WORK INSTRUCTIONS.
Find each line containing the string "Mandatory". Copy it.

PROVIDED RECORDS.
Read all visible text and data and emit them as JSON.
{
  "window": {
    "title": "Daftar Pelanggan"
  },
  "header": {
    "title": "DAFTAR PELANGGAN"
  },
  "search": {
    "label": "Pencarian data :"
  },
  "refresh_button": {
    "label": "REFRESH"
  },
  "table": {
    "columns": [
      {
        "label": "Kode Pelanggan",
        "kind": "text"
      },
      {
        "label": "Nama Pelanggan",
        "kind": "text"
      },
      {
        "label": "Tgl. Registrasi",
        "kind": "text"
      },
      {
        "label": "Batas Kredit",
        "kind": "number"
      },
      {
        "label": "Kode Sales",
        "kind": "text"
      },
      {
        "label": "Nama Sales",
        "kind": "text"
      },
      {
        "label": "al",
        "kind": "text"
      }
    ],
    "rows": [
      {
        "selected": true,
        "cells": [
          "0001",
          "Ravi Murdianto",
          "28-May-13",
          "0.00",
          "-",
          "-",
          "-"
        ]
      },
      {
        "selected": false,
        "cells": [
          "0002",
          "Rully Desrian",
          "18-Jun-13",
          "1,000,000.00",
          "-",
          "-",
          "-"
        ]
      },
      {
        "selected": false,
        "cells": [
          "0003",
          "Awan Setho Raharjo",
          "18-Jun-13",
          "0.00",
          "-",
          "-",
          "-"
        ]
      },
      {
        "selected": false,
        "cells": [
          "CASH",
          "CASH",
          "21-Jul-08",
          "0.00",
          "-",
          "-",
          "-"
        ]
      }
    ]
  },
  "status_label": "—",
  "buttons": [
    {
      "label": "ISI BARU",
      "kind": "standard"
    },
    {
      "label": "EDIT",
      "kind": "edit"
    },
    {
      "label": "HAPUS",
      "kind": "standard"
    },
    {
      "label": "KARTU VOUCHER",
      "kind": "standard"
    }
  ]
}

---

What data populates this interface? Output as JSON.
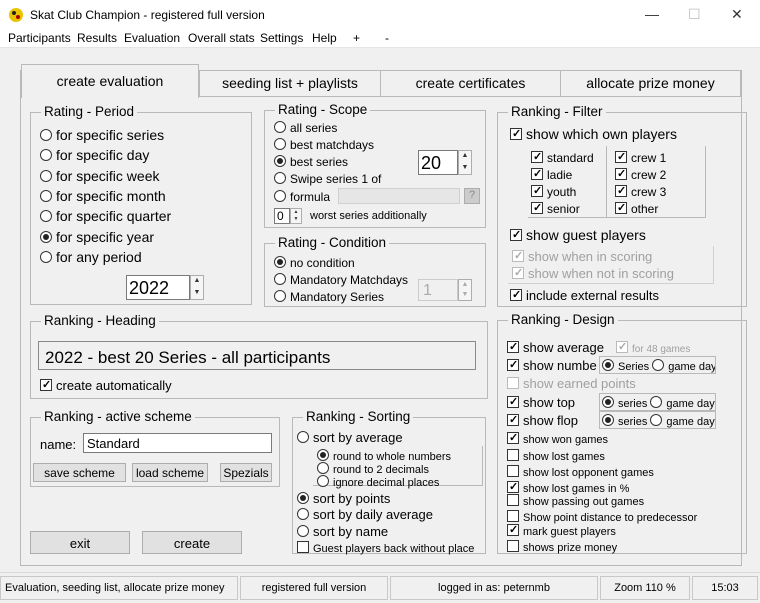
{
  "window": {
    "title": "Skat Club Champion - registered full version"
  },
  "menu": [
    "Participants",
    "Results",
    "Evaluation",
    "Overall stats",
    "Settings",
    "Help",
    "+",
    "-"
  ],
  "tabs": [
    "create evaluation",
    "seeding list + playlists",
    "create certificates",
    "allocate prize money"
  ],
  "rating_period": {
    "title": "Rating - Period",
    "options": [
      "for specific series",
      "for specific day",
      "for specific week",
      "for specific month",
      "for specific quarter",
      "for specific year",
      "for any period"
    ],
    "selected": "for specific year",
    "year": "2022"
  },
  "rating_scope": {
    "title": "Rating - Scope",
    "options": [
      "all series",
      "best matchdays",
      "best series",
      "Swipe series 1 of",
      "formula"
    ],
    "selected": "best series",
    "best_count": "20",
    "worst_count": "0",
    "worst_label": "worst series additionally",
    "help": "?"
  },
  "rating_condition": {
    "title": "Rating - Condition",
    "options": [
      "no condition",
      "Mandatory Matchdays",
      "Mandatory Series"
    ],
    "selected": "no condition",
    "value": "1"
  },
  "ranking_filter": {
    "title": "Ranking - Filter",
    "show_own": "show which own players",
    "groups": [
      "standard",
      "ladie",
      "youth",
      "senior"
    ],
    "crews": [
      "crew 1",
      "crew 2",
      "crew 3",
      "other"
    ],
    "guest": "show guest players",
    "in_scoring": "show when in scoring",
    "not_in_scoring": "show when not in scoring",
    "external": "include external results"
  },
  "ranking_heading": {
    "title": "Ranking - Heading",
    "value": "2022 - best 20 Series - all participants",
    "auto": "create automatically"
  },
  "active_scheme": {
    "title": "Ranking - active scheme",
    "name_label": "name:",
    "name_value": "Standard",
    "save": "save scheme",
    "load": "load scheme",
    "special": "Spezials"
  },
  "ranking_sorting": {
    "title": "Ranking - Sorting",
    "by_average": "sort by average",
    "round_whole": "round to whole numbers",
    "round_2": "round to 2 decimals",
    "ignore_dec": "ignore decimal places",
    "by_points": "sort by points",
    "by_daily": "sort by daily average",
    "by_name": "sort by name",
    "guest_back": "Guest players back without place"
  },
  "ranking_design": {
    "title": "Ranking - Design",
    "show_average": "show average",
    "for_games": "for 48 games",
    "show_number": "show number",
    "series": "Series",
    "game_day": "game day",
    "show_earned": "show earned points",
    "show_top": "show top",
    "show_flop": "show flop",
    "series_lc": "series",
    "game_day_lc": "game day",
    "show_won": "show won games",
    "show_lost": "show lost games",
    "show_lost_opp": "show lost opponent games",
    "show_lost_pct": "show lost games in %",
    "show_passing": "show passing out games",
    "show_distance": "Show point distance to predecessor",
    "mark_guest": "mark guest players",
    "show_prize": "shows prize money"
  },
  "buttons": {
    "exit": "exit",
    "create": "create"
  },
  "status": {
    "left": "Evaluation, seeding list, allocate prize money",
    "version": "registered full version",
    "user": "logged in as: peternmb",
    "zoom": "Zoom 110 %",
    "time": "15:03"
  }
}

THE RESPONSE.
      "Mandatory Matchdays",
      "Mandatory Series"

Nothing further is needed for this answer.